| Written task |
Single out the lines of the material that contain "灯和电铃应该如何接" and copy them.

| Input for this task |
============

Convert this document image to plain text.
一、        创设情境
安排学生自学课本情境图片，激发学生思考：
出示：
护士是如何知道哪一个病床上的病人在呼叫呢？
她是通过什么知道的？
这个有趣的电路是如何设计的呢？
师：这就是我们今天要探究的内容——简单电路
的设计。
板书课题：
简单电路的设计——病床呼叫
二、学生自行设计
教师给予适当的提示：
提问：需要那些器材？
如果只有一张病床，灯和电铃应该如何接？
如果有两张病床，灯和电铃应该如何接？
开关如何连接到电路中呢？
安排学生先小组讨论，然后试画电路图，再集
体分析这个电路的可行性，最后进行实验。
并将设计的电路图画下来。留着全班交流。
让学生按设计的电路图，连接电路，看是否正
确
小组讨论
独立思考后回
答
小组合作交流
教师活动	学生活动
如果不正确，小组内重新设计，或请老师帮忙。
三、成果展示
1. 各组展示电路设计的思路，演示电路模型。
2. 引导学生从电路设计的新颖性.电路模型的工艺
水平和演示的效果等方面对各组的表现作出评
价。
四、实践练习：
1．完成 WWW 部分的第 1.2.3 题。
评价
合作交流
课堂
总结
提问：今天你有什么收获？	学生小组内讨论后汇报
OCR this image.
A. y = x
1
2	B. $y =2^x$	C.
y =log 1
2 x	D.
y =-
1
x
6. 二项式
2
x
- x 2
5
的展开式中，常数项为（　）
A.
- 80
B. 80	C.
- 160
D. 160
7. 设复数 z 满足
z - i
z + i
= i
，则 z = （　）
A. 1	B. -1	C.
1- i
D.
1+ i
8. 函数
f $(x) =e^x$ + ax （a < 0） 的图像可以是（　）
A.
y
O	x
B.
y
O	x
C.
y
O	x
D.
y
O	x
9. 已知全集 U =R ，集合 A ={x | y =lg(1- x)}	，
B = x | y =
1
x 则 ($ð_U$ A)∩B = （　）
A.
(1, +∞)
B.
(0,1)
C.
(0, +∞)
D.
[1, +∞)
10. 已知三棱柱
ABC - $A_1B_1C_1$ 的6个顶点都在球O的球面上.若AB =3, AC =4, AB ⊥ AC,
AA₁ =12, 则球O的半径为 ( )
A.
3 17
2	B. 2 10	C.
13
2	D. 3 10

============

| Written solution |
如果只有一张病床，灯和电铃应该如何接？
如果有两张病床，灯和电铃应该如何接？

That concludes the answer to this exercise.